Tally the lines that hold the string "this", and reply with the count alone.

┌─ Stored data

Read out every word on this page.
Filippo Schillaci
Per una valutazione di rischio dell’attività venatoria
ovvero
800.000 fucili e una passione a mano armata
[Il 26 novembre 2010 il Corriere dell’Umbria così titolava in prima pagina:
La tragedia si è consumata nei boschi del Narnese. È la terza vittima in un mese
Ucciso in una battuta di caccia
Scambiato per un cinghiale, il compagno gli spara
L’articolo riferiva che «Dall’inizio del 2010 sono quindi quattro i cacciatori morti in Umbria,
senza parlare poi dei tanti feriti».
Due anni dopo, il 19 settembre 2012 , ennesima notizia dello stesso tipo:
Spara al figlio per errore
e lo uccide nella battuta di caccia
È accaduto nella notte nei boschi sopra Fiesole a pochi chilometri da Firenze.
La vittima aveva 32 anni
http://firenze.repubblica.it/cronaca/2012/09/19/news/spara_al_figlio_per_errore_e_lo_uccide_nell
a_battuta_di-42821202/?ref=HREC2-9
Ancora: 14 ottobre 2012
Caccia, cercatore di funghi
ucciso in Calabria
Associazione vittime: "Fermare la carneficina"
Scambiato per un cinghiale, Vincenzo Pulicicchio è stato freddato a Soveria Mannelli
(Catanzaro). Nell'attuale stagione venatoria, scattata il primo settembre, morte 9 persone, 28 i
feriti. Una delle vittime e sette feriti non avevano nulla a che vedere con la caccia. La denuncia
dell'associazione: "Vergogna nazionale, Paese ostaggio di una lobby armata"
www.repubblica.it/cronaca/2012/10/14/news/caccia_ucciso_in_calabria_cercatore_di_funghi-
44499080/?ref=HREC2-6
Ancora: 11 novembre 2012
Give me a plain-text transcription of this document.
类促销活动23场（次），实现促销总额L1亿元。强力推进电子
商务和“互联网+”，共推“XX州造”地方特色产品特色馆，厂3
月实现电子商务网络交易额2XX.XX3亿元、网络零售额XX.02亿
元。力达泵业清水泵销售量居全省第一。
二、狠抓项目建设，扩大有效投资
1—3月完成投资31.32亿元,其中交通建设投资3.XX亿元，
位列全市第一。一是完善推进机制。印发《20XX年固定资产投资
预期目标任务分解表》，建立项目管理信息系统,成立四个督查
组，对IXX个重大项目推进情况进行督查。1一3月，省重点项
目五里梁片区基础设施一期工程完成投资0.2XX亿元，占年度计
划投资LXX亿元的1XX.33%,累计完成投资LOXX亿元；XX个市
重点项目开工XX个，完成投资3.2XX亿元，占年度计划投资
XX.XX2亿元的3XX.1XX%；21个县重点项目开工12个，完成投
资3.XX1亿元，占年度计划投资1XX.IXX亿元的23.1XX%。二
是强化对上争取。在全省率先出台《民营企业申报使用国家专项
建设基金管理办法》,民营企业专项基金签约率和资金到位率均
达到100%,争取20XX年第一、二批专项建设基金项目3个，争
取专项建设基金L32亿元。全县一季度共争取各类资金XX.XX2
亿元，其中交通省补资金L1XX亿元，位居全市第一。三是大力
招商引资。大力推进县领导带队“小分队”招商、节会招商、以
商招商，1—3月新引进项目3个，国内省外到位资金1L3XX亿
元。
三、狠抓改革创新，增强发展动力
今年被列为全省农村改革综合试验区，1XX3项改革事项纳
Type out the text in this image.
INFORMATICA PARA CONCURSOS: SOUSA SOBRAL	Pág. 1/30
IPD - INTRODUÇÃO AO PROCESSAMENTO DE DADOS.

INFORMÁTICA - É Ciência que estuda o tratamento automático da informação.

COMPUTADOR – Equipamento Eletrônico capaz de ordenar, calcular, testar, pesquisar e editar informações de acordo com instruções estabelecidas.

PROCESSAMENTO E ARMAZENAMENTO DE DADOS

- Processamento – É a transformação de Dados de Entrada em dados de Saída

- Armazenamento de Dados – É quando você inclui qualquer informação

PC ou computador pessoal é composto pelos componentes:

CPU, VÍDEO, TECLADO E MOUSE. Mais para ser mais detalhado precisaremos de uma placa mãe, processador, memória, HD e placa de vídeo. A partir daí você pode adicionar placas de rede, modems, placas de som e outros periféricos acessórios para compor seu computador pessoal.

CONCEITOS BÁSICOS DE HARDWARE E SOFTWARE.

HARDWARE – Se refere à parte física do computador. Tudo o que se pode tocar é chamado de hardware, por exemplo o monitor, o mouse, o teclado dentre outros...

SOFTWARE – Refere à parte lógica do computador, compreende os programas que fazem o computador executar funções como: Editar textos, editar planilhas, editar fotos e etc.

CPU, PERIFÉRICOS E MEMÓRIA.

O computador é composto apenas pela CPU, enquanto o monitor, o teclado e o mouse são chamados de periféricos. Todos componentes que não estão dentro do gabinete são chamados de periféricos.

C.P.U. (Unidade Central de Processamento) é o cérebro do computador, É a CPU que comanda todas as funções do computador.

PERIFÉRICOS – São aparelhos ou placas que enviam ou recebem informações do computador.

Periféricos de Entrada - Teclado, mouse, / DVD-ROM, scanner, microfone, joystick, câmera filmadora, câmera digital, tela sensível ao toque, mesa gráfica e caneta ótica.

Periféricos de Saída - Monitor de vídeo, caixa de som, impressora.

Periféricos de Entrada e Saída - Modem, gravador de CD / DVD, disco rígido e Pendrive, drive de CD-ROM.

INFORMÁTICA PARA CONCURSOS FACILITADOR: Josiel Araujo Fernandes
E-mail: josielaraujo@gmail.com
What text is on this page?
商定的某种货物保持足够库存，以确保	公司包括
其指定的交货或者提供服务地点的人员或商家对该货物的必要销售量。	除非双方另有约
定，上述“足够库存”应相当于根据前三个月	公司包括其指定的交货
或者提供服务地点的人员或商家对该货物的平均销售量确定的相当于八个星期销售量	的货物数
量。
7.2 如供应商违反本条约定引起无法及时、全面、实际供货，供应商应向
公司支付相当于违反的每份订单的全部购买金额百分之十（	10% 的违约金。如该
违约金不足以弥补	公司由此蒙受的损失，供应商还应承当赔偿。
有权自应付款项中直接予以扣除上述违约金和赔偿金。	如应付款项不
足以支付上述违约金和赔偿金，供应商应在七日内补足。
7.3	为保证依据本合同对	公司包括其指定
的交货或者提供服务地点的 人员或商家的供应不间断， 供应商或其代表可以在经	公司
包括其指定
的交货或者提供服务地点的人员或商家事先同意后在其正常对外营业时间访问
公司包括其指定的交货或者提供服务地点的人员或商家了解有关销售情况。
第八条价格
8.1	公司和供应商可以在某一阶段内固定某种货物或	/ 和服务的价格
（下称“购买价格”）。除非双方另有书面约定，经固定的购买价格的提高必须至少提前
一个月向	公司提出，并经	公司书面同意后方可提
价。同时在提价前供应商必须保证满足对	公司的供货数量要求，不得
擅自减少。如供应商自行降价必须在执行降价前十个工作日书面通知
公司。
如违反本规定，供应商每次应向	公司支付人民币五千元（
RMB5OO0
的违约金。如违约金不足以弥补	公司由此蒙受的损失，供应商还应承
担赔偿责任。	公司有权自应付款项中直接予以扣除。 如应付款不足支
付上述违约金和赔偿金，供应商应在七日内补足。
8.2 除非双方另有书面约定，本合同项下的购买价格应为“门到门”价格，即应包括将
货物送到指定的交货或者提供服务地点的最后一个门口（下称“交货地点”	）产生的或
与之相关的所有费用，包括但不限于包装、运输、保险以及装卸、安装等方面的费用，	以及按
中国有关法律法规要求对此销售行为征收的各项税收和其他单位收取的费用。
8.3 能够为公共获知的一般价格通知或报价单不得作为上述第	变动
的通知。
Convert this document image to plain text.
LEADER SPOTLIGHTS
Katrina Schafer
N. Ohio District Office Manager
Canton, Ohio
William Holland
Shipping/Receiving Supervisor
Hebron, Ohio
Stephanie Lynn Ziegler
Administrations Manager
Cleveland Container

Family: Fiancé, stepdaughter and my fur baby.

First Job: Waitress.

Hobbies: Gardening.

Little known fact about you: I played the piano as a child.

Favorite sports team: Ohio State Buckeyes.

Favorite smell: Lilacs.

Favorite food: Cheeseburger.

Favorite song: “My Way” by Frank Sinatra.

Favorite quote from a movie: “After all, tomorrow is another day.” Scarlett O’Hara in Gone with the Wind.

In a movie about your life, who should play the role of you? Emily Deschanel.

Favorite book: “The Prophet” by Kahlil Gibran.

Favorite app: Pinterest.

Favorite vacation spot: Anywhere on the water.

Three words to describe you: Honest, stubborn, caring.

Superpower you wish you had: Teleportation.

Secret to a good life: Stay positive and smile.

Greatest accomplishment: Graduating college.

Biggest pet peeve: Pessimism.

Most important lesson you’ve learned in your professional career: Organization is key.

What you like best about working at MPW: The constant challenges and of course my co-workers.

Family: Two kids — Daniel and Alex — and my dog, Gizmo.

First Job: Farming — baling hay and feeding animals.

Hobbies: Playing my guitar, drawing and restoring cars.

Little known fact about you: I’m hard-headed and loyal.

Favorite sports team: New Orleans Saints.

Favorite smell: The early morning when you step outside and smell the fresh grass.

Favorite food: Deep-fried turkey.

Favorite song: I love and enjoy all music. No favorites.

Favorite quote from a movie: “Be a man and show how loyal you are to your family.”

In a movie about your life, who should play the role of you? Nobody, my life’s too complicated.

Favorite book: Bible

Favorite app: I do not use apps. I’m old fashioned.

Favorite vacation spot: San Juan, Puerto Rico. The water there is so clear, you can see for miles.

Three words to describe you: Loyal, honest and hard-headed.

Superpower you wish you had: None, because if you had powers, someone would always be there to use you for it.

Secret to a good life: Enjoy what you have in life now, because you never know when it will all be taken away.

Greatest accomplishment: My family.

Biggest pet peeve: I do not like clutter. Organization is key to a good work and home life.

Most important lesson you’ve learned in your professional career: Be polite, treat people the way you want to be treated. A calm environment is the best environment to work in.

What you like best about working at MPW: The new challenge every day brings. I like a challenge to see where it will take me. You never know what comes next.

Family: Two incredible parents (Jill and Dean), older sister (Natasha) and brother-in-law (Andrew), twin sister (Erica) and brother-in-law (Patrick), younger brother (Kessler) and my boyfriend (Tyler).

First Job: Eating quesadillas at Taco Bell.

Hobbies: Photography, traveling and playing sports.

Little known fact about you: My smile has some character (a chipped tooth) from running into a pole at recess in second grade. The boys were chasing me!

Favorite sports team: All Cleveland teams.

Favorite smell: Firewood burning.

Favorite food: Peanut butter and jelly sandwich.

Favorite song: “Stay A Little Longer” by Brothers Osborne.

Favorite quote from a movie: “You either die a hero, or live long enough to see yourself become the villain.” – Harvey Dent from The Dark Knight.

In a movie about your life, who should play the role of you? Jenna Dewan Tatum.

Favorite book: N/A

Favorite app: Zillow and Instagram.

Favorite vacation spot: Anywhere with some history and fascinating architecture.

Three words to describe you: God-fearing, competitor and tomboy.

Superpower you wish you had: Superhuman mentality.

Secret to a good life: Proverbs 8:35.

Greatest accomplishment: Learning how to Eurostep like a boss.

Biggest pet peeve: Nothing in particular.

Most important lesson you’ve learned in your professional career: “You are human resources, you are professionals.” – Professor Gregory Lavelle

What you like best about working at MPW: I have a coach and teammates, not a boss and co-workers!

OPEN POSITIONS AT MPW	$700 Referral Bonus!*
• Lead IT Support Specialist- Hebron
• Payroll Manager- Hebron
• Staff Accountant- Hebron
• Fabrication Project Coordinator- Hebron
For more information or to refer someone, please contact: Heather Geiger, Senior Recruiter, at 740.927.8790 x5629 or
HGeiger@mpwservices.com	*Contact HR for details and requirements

└─

Final answer:
5